**** Material provided

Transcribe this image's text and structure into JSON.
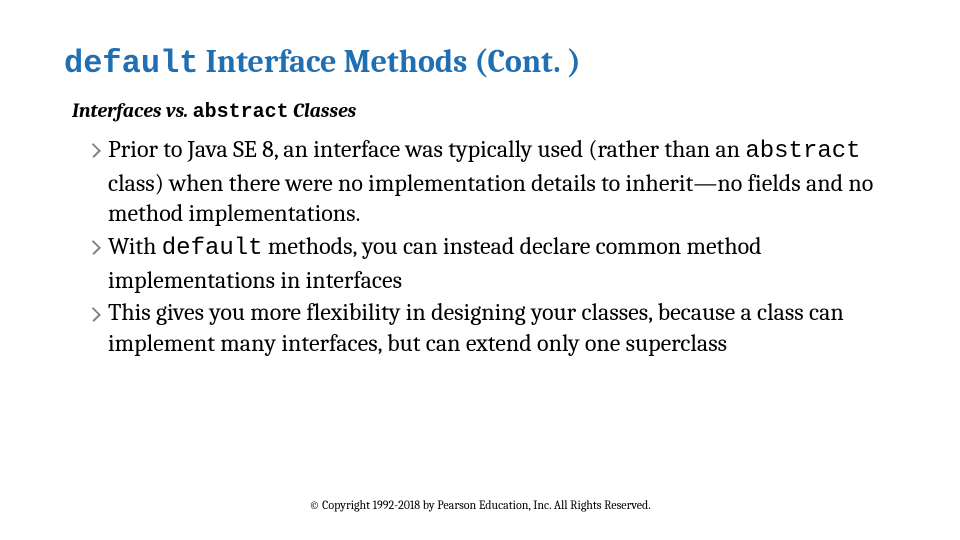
{
  "title": {
    "code_prefix": "default",
    "rest": " Interface Methods (Cont. )"
  },
  "subheading": {
    "before": "Interfaces vs. ",
    "code": "abstract",
    "after": " Classes"
  },
  "bullets": [
    {
      "pre": "Prior to Java SE 8, an interface was typically used (rather than an ",
      "code": "abstract",
      "post": " class) when there were no implementation details to inherit—no fields and no method implementations."
    },
    {
      "pre": "With ",
      "code": "default",
      "post": " methods, you can instead declare common method implementations in interfaces"
    },
    {
      "pre": "This gives you more flexibility in designing your classes, because a class can implement many interfaces, but can extend only one superclass",
      "code": "",
      "post": ""
    }
  ],
  "footer": "© Copyright 1992-2018 by Pearson Education, Inc. All Rights Reserved."
}
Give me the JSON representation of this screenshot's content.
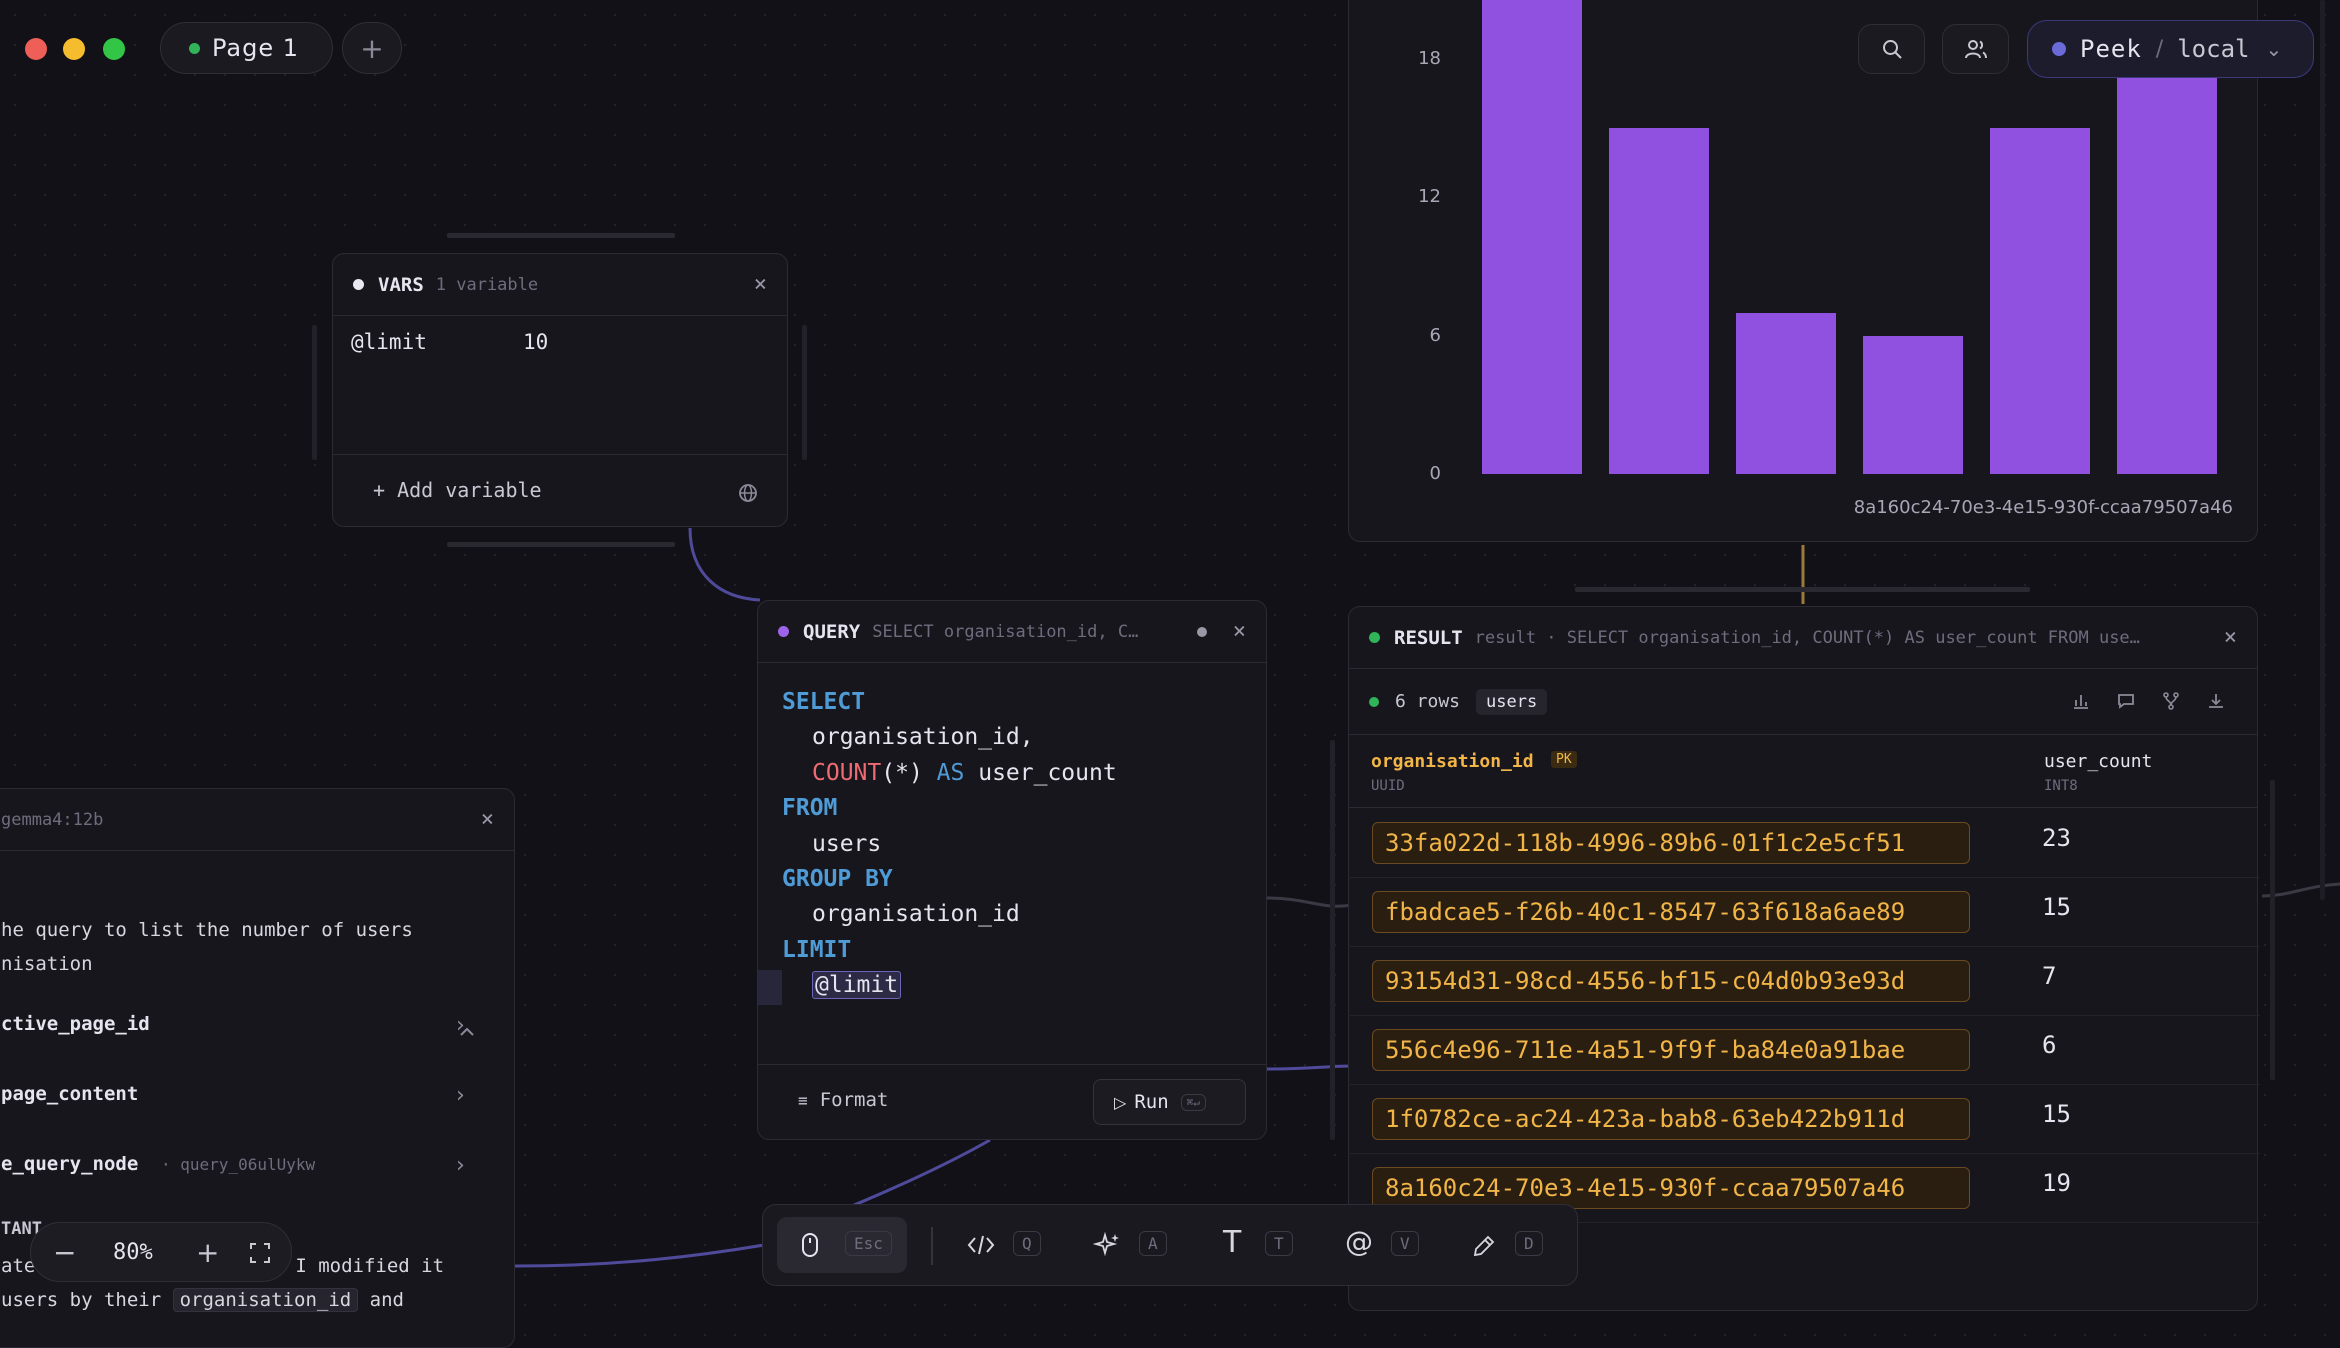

********

Requirement: Quote each record exactly as it stands, minus the pictures.

Task result:
Transcribe this image's text and structure into JSON.
{
  "title": {
    "code_prefix": "default",
    "rest": " Interface Methods (Cont. )"
  },
  "subheading": {
    "before": "Interfaces vs. ",
    "code": "abstract",
    "after": " Classes"
  },
  "bullets": [
    {
      "pre": "Prior to Java SE 8, an interface was typically used (rather than an ",
      "code": "abstract",
      "post": " class) when there were no implementation details to inherit—no fields and no method implementations."
    },
    {
      "pre": "With ",
      "code": "default",
      "post": " methods, you can instead declare common method implementations in interfaces"
    },
    {
      "pre": "This gives you more flexibility in designing your classes, because a class can implement many interfaces, but can extend only one superclass",
      "code": "",
      "post": ""
    }
  ],
  "footer": "© Copyright 1992-2018 by Pearson Education, Inc. All Rights Reserved."
}
Give me the JSON representation of this screenshot's content.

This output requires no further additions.